The Oklahoman Online 4/7/99 Thomas Sowell Freeper Penny "...RUSSIA has gone to war over the Balkans three times within the span of one century. Yet our politicians and media pundits seem to pay little attention to the danger that Russia will escalate its military aid to the Serbs -- even though there have already been rumblings out of Moscow about sending "volunteers" to fight against NATO and about the possibility of equipping the Serbs with tactical nuclear weapons. ...."
============================================================
**Written task 1**
Print the entries unchanged, from their first line through the line that contains "svg-text:1M2: 1M2 [219,201,237,212]".

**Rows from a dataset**
============================================================
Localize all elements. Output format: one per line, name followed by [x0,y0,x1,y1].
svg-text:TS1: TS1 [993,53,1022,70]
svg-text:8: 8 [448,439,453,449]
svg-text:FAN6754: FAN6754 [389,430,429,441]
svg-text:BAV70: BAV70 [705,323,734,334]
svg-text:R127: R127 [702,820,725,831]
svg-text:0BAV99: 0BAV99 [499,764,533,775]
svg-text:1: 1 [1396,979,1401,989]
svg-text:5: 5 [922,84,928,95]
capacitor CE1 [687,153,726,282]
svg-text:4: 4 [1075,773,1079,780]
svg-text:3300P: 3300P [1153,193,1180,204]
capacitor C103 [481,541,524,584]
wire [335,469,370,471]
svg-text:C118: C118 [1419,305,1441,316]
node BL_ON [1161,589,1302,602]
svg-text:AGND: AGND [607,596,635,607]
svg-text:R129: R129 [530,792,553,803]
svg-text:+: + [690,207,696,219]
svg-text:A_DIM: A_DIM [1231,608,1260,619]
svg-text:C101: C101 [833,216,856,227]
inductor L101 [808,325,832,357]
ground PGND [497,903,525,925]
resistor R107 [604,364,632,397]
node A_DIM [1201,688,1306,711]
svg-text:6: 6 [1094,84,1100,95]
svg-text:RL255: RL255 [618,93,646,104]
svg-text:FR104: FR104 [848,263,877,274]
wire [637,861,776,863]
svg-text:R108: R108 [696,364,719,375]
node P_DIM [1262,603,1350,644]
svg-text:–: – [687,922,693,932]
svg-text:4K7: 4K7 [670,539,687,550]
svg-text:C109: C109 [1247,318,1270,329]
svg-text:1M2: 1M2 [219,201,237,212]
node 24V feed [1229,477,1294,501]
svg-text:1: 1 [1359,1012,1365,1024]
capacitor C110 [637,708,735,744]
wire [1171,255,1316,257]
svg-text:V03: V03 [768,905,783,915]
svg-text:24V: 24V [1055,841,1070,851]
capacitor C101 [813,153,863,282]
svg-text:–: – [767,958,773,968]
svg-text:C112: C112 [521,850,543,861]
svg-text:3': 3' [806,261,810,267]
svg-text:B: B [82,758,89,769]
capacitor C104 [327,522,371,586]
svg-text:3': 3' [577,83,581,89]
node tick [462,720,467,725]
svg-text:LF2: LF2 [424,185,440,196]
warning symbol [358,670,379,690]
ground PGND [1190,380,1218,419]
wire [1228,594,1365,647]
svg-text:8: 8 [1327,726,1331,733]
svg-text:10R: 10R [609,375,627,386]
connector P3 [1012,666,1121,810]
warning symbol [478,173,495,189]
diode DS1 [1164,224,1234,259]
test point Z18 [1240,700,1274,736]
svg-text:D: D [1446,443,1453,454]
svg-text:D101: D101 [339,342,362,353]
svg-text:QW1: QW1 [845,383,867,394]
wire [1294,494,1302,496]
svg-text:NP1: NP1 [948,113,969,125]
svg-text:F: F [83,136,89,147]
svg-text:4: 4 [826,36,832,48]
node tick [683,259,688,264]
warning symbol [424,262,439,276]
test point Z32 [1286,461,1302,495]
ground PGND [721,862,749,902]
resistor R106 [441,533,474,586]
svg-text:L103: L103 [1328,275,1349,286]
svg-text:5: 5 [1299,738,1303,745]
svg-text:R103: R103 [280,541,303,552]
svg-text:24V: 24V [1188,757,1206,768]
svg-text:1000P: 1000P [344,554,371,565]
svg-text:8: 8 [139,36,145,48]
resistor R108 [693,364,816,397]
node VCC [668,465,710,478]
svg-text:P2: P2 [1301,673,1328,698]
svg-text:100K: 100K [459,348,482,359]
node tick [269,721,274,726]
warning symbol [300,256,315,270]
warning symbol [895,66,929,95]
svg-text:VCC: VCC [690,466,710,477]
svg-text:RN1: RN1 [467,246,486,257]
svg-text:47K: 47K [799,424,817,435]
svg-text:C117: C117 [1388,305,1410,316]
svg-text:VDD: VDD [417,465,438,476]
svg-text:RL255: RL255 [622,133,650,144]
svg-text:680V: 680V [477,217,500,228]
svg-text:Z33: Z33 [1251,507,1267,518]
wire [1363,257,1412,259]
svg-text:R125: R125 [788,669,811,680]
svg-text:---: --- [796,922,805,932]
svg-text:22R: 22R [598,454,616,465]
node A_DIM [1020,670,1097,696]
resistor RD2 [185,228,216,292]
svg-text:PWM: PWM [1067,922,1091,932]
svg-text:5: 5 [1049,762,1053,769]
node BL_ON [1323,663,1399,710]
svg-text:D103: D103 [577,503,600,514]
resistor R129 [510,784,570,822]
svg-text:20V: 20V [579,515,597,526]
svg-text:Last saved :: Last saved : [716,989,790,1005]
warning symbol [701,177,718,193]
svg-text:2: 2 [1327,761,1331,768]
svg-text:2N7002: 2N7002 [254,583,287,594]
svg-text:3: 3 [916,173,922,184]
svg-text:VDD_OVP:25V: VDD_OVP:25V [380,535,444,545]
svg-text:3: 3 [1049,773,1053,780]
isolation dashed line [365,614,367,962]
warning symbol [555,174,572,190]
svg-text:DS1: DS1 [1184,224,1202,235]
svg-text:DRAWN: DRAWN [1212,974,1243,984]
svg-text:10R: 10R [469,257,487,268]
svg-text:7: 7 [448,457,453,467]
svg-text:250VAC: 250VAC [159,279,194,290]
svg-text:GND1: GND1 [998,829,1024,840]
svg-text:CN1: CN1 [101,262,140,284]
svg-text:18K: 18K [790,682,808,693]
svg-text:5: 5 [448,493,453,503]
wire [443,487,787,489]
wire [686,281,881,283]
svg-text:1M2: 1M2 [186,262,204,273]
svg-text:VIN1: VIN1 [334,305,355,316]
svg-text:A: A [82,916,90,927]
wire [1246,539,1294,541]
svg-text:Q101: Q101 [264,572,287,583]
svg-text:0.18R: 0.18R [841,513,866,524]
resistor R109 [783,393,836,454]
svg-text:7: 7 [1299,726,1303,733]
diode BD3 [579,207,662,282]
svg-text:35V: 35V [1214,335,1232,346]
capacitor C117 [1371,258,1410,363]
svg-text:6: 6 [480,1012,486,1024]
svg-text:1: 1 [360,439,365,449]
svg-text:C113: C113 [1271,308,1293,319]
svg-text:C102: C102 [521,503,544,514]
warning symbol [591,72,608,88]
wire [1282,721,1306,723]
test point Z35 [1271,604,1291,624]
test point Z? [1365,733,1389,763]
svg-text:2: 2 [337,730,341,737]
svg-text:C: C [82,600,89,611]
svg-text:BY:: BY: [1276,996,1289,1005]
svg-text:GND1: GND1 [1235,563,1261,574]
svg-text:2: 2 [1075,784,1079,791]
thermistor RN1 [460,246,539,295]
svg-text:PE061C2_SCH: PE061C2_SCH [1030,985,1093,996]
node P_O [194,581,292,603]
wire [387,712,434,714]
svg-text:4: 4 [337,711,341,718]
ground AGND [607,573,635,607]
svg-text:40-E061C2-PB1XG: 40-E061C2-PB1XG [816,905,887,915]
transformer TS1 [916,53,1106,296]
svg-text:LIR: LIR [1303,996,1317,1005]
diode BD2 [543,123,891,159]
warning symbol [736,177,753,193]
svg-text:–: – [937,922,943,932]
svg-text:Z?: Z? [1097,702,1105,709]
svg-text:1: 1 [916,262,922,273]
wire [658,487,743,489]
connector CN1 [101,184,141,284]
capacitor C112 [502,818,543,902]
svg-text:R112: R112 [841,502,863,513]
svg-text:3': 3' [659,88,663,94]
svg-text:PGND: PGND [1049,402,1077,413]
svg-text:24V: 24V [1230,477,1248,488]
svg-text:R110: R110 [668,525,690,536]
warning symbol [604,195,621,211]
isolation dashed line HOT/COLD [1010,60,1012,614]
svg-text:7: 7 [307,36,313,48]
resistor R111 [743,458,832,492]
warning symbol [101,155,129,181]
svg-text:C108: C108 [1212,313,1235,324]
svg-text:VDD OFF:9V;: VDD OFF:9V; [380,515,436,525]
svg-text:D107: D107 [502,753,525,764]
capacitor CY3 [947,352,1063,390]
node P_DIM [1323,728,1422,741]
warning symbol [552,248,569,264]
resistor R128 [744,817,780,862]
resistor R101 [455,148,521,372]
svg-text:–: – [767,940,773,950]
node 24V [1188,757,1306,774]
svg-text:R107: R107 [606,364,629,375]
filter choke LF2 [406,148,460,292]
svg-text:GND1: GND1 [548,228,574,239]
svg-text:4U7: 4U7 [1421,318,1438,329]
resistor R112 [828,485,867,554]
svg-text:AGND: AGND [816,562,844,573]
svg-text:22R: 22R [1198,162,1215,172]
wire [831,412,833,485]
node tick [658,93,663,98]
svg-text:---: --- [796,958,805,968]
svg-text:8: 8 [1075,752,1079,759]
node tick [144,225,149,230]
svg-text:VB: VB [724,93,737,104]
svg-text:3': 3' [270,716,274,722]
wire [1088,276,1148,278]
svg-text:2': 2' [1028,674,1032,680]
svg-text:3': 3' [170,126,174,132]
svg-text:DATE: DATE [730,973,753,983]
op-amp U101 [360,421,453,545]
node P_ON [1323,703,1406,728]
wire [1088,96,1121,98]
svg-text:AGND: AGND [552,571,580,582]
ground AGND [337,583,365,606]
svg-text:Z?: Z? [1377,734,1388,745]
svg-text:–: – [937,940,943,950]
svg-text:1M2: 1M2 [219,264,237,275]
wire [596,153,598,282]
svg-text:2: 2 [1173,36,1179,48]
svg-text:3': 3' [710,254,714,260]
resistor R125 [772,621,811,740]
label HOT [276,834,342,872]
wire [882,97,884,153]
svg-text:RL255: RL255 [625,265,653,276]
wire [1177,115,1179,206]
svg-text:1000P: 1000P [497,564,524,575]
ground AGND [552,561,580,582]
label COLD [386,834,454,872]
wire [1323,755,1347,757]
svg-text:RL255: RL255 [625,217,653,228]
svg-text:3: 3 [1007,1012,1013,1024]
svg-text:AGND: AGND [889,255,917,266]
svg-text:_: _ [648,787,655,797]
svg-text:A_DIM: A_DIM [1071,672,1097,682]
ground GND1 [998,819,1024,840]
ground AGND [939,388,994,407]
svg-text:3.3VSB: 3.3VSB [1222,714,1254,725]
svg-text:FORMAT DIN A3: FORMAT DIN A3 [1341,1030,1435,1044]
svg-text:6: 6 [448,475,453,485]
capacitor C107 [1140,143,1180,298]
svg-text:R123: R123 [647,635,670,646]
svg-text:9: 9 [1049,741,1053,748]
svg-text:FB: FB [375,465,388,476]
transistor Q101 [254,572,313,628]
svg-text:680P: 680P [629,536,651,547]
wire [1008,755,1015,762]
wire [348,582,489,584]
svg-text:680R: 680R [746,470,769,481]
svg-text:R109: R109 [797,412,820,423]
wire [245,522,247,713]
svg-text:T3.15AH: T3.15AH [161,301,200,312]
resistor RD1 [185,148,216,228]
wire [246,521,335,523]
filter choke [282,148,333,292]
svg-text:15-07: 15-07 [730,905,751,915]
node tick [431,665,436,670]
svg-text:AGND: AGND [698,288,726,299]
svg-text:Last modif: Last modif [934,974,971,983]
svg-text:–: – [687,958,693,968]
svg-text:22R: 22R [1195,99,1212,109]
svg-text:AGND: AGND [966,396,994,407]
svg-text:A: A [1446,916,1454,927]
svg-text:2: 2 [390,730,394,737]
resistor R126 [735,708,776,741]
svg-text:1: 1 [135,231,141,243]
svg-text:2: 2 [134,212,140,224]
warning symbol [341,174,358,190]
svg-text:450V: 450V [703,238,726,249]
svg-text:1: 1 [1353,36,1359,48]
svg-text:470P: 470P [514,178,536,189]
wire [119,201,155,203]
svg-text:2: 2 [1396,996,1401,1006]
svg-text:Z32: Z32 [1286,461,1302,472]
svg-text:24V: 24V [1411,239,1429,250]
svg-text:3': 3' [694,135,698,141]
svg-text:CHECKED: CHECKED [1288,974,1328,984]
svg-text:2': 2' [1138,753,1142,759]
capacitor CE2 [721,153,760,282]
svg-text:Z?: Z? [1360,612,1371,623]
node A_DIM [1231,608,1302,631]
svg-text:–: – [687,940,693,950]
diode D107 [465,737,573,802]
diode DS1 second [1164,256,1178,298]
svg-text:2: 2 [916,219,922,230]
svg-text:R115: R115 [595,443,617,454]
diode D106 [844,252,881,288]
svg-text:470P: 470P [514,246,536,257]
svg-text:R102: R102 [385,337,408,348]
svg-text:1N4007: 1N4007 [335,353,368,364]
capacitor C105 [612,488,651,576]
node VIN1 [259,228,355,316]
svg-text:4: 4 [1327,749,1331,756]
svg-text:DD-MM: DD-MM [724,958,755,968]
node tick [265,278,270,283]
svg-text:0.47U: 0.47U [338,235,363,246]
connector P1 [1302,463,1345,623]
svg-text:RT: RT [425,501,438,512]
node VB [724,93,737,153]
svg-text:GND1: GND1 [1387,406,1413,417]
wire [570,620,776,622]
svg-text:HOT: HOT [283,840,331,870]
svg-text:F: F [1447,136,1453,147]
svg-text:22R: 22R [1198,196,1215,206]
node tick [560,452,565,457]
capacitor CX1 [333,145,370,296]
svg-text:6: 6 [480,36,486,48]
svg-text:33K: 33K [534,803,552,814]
============================================================
**Written task 2**
In the excerpt on Russia and the Balkans, how many times has Russia gone to war over the Balkans within the span of one century?

**Task result 1**
Localize all elements. Output format: one per line, name followed by [x0,y0,x1,y1].
svg-text:TS1: TS1 [993,53,1022,70]
svg-text:8: 8 [448,439,453,449]
svg-text:FAN6754: FAN6754 [389,430,429,441]
svg-text:BAV70: BAV70 [705,323,734,334]
svg-text:R127: R127 [702,820,725,831]
svg-text:0BAV99: 0BAV99 [499,764,533,775]
svg-text:1: 1 [1396,979,1401,989]
svg-text:5: 5 [922,84,928,95]
capacitor CE1 [687,153,726,282]
svg-text:4: 4 [1075,773,1079,780]
svg-text:3300P: 3300P [1153,193,1180,204]
capacitor C103 [481,541,524,584]
wire [335,469,370,471]
svg-text:C118: C118 [1419,305,1441,316]
node BL_ON [1161,589,1302,602]
svg-text:AGND: AGND [607,596,635,607]
svg-text:R129: R129 [530,792,553,803]
svg-text:+: + [690,207,696,219]
svg-text:A_DIM: A_DIM [1231,608,1260,619]
svg-text:C101: C101 [833,216,856,227]
inductor L101 [808,325,832,357]
ground PGND [497,903,525,925]
resistor R107 [604,364,632,397]
node A_DIM [1201,688,1306,711]
svg-text:6: 6 [1094,84,1100,95]
svg-text:RL255: RL255 [618,93,646,104]
svg-text:FR104: FR104 [848,263,877,274]
wire [637,861,776,863]
svg-text:R108: R108 [696,364,719,375]
node P_DIM [1262,603,1350,644]
svg-text:–: – [687,922,693,932]
svg-text:4K7: 4K7 [670,539,687,550]
svg-text:C109: C109 [1247,318,1270,329]
svg-text:1M2: 1M2 [219,201,237,212]

**Task result 2**
Three times.